**Source extract:**
The October 2 Order scheduled a hearing for October 30, 2014 to provide the Plaintiff an opportunity she requested to present such evidence and law as is necessary to establish the Plaintiff's own liability to Ann Crotty for the relevant debt. In the interim, however, on October 21, 2014, Mrs. Crotty commenced the State Court Action by filing a complaint against the Plaintiff in the Superior Court, Exhibit D, seeking therein to establish the Plaintiff's liability to repay her the balance on the Notes. The State Court Action complaint was filed in two counts: the first, for breach of an oral agreement, and the second, for unjust enrichment.
Although the Debtor asserts in his Memorandum of Law, p. 4, that "[i]t was not until the court entered its [December 12, 2014 Order Requiring . . . Post-Trial Briefs, ECF No. 36] that the issue of unjust enrichment is raised -- sua sponte, as it were", in fact, as noted, the claim of unjust enrichment was raised through the Plaintiff's introduction into evidence of the Complaint filed by Mrs. Crotty against the Plaintiff. In any case, the Debtor was given additional time by the Court to respond in writing to the issue of unjust enrichment. Moreover, in accordance with this Memorandum of Decision, the claim of unjust enrichment is to be determined by the Superior Court.
On October 30, 2014, the Court held the evidentiary hearing (hereinafter, the "Evidentiary Hearing"), at which it admitted documentary evidence and heard testimony from witnesses. On November 6, 2014, the parties telephonically presented oral arguments in support of their respective positions. No party sought to file any additional supporting briefs or pleadings. At the conclusion of oral argument, the matter was taken under advisement.

**Task directions:** Summarize the court excerpt above in three sentences.

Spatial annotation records
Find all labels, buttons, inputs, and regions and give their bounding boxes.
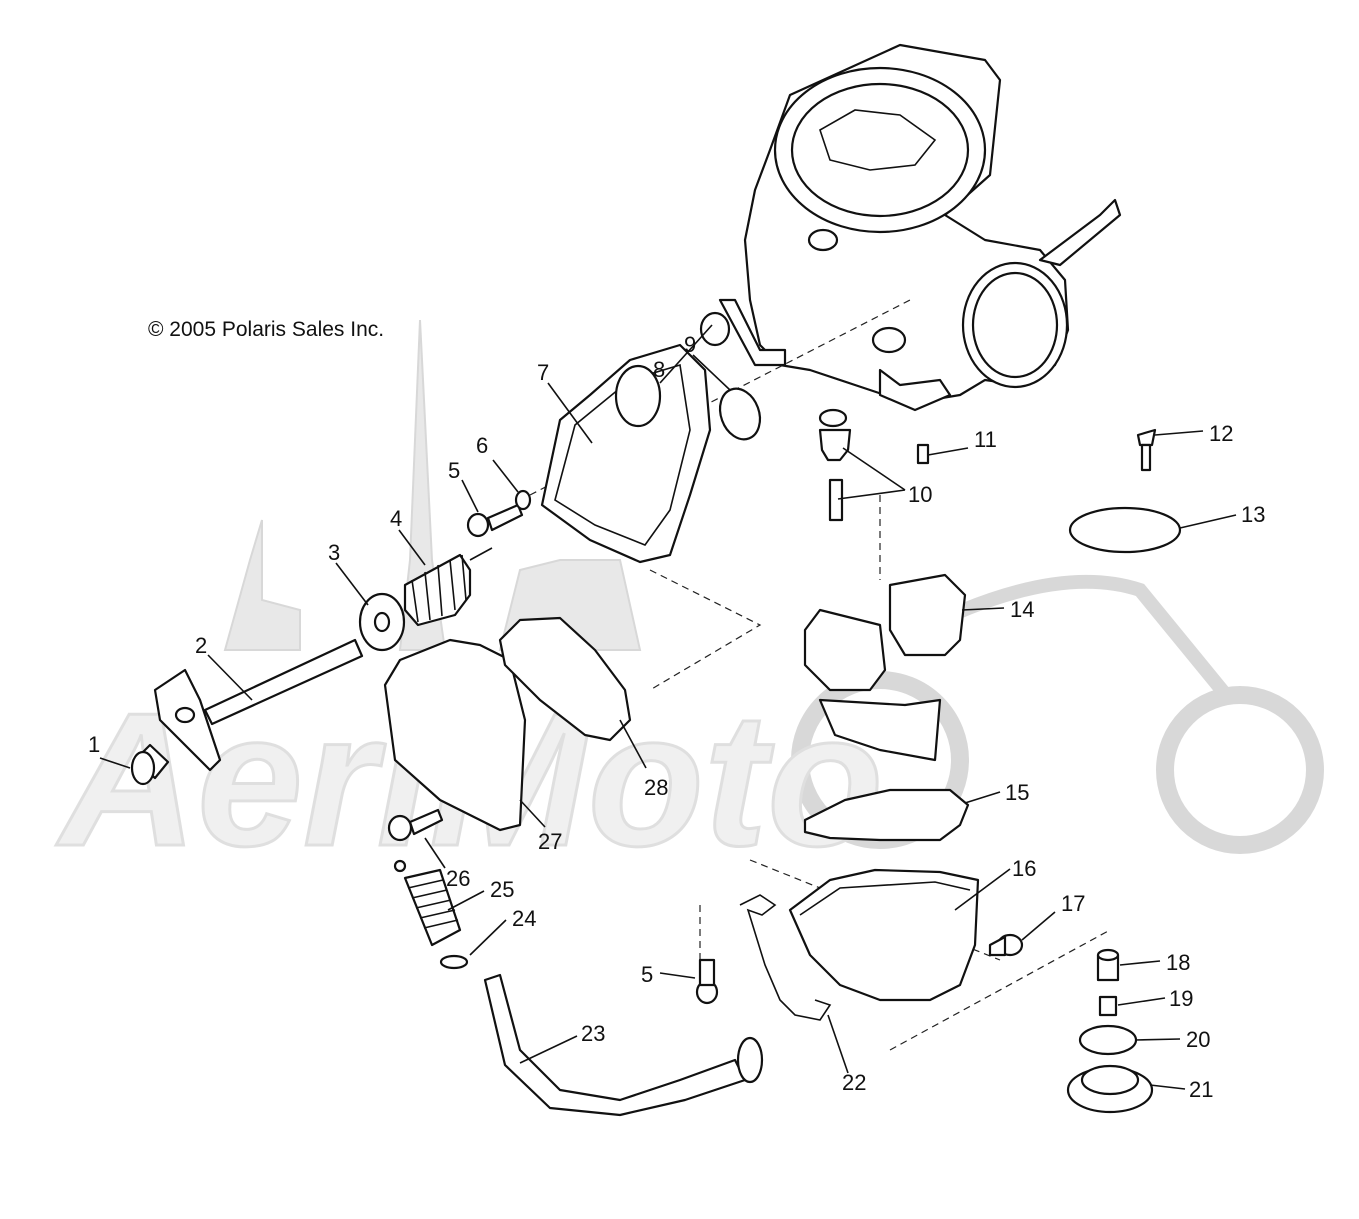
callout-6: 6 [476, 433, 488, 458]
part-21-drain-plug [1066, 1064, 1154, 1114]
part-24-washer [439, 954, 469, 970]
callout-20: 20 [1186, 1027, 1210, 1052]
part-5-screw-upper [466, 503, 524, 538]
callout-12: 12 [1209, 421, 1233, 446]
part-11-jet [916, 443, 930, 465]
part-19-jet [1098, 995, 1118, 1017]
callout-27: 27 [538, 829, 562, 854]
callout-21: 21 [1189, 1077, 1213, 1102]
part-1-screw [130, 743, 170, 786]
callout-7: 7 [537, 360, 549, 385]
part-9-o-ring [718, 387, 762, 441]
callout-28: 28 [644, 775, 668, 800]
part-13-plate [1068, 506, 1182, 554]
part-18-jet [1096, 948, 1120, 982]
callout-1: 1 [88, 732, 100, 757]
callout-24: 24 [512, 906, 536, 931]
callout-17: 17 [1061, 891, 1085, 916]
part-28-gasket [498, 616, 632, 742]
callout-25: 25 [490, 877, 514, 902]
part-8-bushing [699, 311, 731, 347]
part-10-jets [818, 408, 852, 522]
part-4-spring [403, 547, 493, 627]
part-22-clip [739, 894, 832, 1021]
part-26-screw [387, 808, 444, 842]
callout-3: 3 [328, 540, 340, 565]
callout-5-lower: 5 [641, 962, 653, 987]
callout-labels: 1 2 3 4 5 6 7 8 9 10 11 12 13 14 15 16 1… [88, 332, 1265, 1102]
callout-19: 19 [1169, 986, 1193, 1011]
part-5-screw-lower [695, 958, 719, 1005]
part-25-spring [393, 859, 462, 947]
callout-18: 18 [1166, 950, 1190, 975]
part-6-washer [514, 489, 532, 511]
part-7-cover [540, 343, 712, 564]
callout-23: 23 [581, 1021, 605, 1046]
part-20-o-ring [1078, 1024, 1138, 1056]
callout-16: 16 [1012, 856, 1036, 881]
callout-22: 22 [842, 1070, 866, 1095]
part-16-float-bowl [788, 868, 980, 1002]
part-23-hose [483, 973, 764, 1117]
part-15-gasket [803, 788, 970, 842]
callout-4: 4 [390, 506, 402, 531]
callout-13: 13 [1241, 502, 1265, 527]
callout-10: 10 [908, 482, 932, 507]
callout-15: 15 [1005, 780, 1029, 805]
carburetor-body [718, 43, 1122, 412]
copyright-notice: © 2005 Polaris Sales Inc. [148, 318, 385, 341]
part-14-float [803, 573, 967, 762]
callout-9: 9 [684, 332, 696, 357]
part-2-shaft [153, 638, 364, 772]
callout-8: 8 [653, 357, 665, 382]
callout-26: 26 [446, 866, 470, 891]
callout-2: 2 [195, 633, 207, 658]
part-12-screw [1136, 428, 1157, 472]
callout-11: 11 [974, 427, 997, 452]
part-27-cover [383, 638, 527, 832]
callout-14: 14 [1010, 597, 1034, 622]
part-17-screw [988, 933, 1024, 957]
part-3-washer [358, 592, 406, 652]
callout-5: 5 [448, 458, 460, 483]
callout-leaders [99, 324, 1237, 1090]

**Task result:** After an October 2 Order scheduled a hearing for October 30, 2014, Mrs. Crotty filed a complaint against the Plaintiff in the Superior Court on October 21, 2014. The complaint sought to establish the Plaintiff's liability on the Notes for breach of an oral agreement and for unjust enrichment. The Court held the evidentiary hearing on October 30, heard oral arguments by telephone on November 6, and took the matter under advisement, and it states that the unjust enrichment claim is to be determined by the Superior Court.